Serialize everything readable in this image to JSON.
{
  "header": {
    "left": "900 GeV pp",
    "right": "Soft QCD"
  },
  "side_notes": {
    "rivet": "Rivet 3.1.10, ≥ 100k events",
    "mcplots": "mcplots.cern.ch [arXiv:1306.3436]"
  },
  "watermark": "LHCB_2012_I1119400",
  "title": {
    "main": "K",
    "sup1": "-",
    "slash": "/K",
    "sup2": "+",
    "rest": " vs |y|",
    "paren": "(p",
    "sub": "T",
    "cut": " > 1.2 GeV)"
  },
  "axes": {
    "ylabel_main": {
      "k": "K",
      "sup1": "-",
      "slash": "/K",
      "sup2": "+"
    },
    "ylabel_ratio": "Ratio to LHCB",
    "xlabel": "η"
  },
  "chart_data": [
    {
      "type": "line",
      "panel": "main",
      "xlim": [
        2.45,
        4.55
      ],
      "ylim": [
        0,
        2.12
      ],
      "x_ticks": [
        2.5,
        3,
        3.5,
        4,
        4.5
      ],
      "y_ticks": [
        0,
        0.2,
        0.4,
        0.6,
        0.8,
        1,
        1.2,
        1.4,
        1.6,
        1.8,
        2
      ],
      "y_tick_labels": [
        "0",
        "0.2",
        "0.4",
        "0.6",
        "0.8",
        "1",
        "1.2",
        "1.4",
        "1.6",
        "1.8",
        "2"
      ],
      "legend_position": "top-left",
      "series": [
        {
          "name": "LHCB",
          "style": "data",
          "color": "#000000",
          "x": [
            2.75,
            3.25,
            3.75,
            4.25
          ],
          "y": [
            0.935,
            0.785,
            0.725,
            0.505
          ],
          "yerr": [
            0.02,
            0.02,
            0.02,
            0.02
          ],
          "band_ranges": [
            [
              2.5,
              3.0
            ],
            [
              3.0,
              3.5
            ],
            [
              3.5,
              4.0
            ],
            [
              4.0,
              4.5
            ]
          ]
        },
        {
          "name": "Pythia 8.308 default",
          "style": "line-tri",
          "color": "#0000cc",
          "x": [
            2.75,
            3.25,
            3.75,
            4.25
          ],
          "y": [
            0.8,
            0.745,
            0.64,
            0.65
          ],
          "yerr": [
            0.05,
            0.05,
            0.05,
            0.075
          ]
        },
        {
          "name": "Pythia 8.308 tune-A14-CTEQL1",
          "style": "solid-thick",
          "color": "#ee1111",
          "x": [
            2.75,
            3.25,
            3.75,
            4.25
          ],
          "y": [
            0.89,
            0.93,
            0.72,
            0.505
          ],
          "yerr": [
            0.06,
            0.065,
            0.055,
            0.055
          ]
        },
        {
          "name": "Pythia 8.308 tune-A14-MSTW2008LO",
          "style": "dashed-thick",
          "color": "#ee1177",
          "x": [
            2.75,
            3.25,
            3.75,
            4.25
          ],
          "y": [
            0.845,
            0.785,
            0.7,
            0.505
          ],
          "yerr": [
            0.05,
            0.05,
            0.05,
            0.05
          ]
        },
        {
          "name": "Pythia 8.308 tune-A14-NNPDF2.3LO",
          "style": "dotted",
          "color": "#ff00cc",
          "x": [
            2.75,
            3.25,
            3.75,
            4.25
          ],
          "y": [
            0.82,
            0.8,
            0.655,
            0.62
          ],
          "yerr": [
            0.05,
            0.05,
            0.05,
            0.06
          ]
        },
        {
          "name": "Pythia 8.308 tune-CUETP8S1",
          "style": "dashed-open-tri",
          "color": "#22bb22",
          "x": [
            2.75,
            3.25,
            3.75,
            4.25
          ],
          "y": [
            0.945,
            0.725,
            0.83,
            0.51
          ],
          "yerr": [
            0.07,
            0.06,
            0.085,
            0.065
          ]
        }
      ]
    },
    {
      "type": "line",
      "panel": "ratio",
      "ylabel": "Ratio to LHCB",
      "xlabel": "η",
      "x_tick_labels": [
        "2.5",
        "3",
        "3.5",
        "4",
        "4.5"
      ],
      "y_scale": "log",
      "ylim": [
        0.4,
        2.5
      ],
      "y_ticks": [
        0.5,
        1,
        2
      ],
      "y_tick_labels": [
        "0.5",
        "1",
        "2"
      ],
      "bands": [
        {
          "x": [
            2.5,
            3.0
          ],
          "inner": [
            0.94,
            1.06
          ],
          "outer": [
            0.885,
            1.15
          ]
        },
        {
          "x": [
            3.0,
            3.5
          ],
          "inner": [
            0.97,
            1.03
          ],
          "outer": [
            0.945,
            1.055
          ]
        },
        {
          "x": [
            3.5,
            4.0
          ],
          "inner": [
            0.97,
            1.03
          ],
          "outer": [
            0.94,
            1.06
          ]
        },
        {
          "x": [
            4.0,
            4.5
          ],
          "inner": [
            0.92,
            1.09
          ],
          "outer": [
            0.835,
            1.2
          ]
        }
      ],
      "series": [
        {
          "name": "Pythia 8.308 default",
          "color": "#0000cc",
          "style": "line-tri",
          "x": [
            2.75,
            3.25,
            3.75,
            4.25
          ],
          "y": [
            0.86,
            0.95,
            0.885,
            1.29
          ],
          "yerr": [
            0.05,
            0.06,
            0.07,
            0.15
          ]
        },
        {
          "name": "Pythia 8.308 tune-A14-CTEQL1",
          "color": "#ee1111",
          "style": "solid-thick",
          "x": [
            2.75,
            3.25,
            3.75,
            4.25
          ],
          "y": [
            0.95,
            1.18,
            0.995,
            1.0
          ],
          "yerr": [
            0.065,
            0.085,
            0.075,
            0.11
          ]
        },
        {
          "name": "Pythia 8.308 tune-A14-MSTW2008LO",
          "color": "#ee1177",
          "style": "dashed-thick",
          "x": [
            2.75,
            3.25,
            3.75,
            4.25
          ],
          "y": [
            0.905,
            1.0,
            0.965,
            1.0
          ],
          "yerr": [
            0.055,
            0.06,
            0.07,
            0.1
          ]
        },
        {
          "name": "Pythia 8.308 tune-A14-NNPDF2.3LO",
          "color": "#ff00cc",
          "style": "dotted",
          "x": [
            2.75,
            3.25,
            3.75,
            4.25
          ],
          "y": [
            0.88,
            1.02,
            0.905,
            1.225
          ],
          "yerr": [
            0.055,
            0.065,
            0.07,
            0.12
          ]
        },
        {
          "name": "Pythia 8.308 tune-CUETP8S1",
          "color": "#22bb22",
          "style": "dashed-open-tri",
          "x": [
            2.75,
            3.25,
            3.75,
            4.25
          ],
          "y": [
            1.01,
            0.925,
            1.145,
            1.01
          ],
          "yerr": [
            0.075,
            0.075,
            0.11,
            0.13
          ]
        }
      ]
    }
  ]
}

> **WRITTEN EXERCISE**: Write the data back out verbatim.

> **COMPLETED EXERCISE**:
Serialize everything readable in this image to JSON.
{
  "header": {
    "left": "900 GeV pp",
    "right": "Soft QCD"
  },
  "side_notes": {
    "rivet": "Rivet 3.1.10, ≥ 100k events",
    "mcplots": "mcplots.cern.ch [arXiv:1306.3436]"
  },
  "watermark": "LHCB_2012_I1119400",
  "title": {
    "main": "K",
    "sup1": "-",
    "slash": "/K",
    "sup2": "+",
    "rest": " vs |y|",
    "paren": "(p",
    "sub": "T",
    "cut": " > 1.2 GeV)"
  },
  "axes": {
    "ylabel_main": {
      "k": "K",
      "sup1": "-",
      "slash": "/K",
      "sup2": "+"
    },
    "ylabel_ratio": "Ratio to LHCB",
    "xlabel": "η"
  },
  "chart_data": [
    {
      "type": "line",
      "panel": "main",
      "xlim": [
        2.45,
        4.55
      ],
      "ylim": [
        0,
        2.12
      ],
      "x_ticks": [
        2.5,
        3,
        3.5,
        4,
        4.5
      ],
      "y_ticks": [
        0,
        0.2,
        0.4,
        0.6,
        0.8,
        1,
        1.2,
        1.4,
        1.6,
        1.8,
        2
      ],
      "y_tick_labels": [
        "0",
        "0.2",
        "0.4",
        "0.6",
        "0.8",
        "1",
        "1.2",
        "1.4",
        "1.6",
        "1.8",
        "2"
      ],
      "legend_position": "top-left",
      "series": [
        {
          "name": "LHCB",
          "style": "data",
          "color": "#000000",
          "x": [
            2.75,
            3.25,
            3.75,
            4.25
          ],
          "y": [
            0.935,
            0.785,
            0.725,
            0.505
          ],
          "yerr": [
            0.02,
            0.02,
            0.02,
            0.02
          ],
          "band_ranges": [
            [
              2.5,
              3.0
            ],
            [
              3.0,
              3.5
            ],
            [
              3.5,
              4.0
            ],
            [
              4.0,
              4.5
            ]
          ]
        },
        {
          "name": "Pythia 8.308 default",
          "style": "line-tri",
          "color": "#0000cc",
          "x": [
            2.75,
            3.25,
            3.75,
            4.25
          ],
          "y": [
            0.8,
            0.745,
            0.64,
            0.65
          ],
          "yerr": [
            0.05,
            0.05,
            0.05,
            0.075
          ]
        },
        {
          "name": "Pythia 8.308 tune-A14-CTEQL1",
          "style": "solid-thick",
          "color": "#ee1111",
          "x": [
            2.75,
            3.25,
            3.75,
            4.25
          ],
          "y": [
            0.89,
            0.93,
            0.72,
            0.505
          ],
          "yerr": [
            0.06,
            0.065,
            0.055,
            0.055
          ]
        },
        {
          "name": "Pythia 8.308 tune-A14-MSTW2008LO",
          "style": "dashed-thick",
          "color": "#ee1177",
          "x": [
            2.75,
            3.25,
            3.75,
            4.25
          ],
          "y": [
            0.845,
            0.785,
            0.7,
            0.505
          ],
          "yerr": [
            0.05,
            0.05,
            0.05,
            0.05
          ]
        },
        {
          "name": "Pythia 8.308 tune-A14-NNPDF2.3LO",
          "style": "dotted",
          "color": "#ff00cc",
          "x": [
            2.75,
            3.25,
            3.75,
            4.25
          ],
          "y": [
            0.82,
            0.8,
            0.655,
            0.62
          ],
          "yerr": [
            0.05,
            0.05,
            0.05,
            0.06
          ]
        },
        {
          "name": "Pythia 8.308 tune-CUETP8S1",
          "style": "dashed-open-tri",
          "color": "#22bb22",
          "x": [
            2.75,
            3.25,
            3.75,
            4.25
          ],
          "y": [
            0.945,
            0.725,
            0.83,
            0.51
          ],
          "yerr": [
            0.07,
            0.06,
            0.085,
            0.065
          ]
        }
      ]
    },
    {
      "type": "line",
      "panel": "ratio",
      "ylabel": "Ratio to LHCB",
      "xlabel": "η",
      "x_tick_labels": [
        "2.5",
        "3",
        "3.5",
        "4",
        "4.5"
      ],
      "y_scale": "log",
      "ylim": [
        0.4,
        2.5
      ],
      "y_ticks": [
        0.5,
        1,
        2
      ],
      "y_tick_labels": [
        "0.5",
        "1",
        "2"
      ],
      "bands": [
        {
          "x": [
            2.5,
            3.0
          ],
          "inner": [
            0.94,
            1.06
          ],
          "outer": [
            0.885,
            1.15
          ]
        },
        {
          "x": [
            3.0,
            3.5
          ],
          "inner": [
            0.97,
            1.03
          ],
          "outer": [
            0.945,
            1.055
          ]
        },
        {
          "x": [
            3.5,
            4.0
          ],
          "inner": [
            0.97,
            1.03
          ],
          "outer": [
            0.94,
            1.06
          ]
        },
        {
          "x": [
            4.0,
            4.5
          ],
          "inner": [
            0.92,
            1.09
          ],
          "outer": [
            0.835,
            1.2
          ]
        }
      ],
      "series": [
        {
          "name": "Pythia 8.308 default",
          "color": "#0000cc",
          "style": "line-tri",
          "x": [
            2.75,
            3.25,
            3.75,
            4.25
          ],
          "y": [
            0.86,
            0.95,
            0.885,
            1.29
          ],
          "yerr": [
            0.05,
            0.06,
            0.07,
            0.15
          ]
        },
        {
          "name": "Pythia 8.308 tune-A14-CTEQL1",
          "color": "#ee1111",
          "style": "solid-thick",
          "x": [
            2.75,
            3.25,
            3.75,
            4.25
          ],
          "y": [
            0.95,
            1.18,
            0.995,
            1.0
          ],
          "yerr": [
            0.065,
            0.085,
            0.075,
            0.11
          ]
        },
        {
          "name": "Pythia 8.308 tune-A14-MSTW2008LO",
          "color": "#ee1177",
          "style": "dashed-thick",
          "x": [
            2.75,
            3.25,
            3.75,
            4.25
          ],
          "y": [
            0.905,
            1.0,
            0.965,
            1.0
          ],
          "yerr": [
            0.055,
            0.06,
            0.07,
            0.1
          ]
        },
        {
          "name": "Pythia 8.308 tune-A14-NNPDF2.3LO",
          "color": "#ff00cc",
          "style": "dotted",
          "x": [
            2.75,
            3.25,
            3.75,
            4.25
          ],
          "y": [
            0.88,
            1.02,
            0.905,
            1.225
          ],
          "yerr": [
            0.055,
            0.065,
            0.07,
            0.12
          ]
        },
        {
          "name": "Pythia 8.308 tune-CUETP8S1",
          "color": "#22bb22",
          "style": "dashed-open-tri",
          "x": [
            2.75,
            3.25,
            3.75,
            4.25
          ],
          "y": [
            1.01,
            0.925,
            1.145,
            1.01
          ],
          "yerr": [
            0.075,
            0.075,
            0.11,
            0.13
          ]
        }
      ]
    }
  ]
}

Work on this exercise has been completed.